_SHORT TASK_:
Exactly repeat the material, dropping only the pictures.
%%
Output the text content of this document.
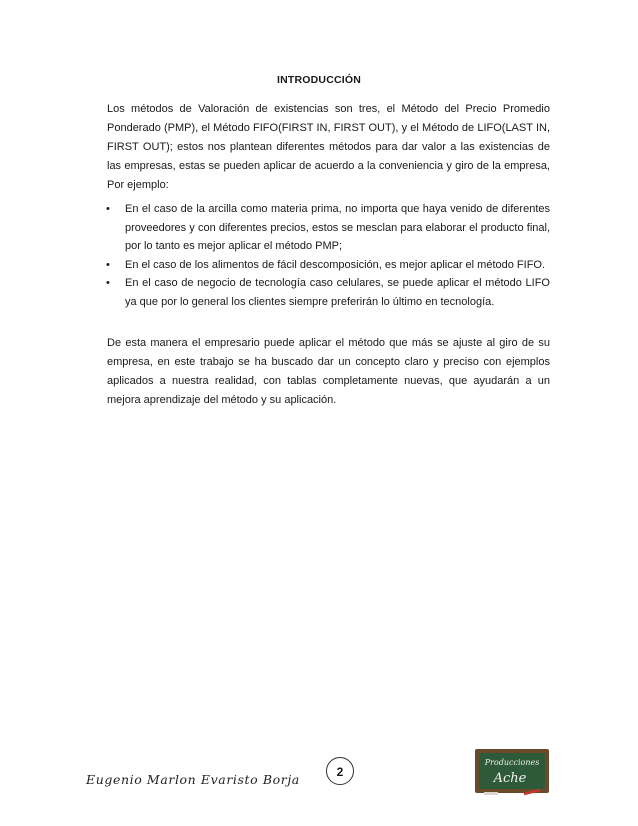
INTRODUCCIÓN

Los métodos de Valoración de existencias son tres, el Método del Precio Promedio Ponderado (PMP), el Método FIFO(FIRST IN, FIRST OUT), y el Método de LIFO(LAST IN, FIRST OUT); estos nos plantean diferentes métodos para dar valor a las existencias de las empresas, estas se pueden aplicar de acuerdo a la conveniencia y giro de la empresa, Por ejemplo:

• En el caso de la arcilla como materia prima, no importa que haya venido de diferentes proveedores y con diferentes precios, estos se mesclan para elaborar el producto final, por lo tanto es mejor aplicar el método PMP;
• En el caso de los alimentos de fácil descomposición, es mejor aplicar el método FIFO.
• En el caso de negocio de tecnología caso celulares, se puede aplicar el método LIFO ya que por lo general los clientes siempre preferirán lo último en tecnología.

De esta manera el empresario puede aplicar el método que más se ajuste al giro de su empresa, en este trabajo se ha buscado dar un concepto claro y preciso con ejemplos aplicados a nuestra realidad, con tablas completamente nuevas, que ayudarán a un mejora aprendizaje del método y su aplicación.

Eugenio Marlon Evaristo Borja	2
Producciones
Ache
%%
_TASK OUTPUT_:
Output the text content of this document.
INTRODUCCIÓN

Los métodos de Valoración de existencias son tres, el Método del Precio Promedio Ponderado (PMP), el Método FIFO(FIRST IN, FIRST OUT), y el Método de LIFO(LAST IN, FIRST OUT); estos nos plantean diferentes métodos para dar valor a las existencias de las empresas, estas se pueden aplicar de acuerdo a la conveniencia y giro de la empresa, Por ejemplo:

• En el caso de la arcilla como materia prima, no importa que haya venido de diferentes proveedores y con diferentes precios, estos se mesclan para elaborar el producto final, por lo tanto es mejor aplicar el método PMP;
• En el caso de los alimentos de fácil descomposición, es mejor aplicar el método FIFO.
• En el caso de negocio de tecnología caso celulares, se puede aplicar el método LIFO ya que por lo general los clientes siempre preferirán lo último en tecnología.

De esta manera el empresario puede aplicar el método que más se ajuste al giro de su empresa, en este trabajo se ha buscado dar un concepto claro y preciso con ejemplos aplicados a nuestra realidad, con tablas completamente nuevas, que ayudarán a un mejora aprendizaje del método y su aplicación.

Eugenio Marlon Evaristo Borja	2
Producciones
Ache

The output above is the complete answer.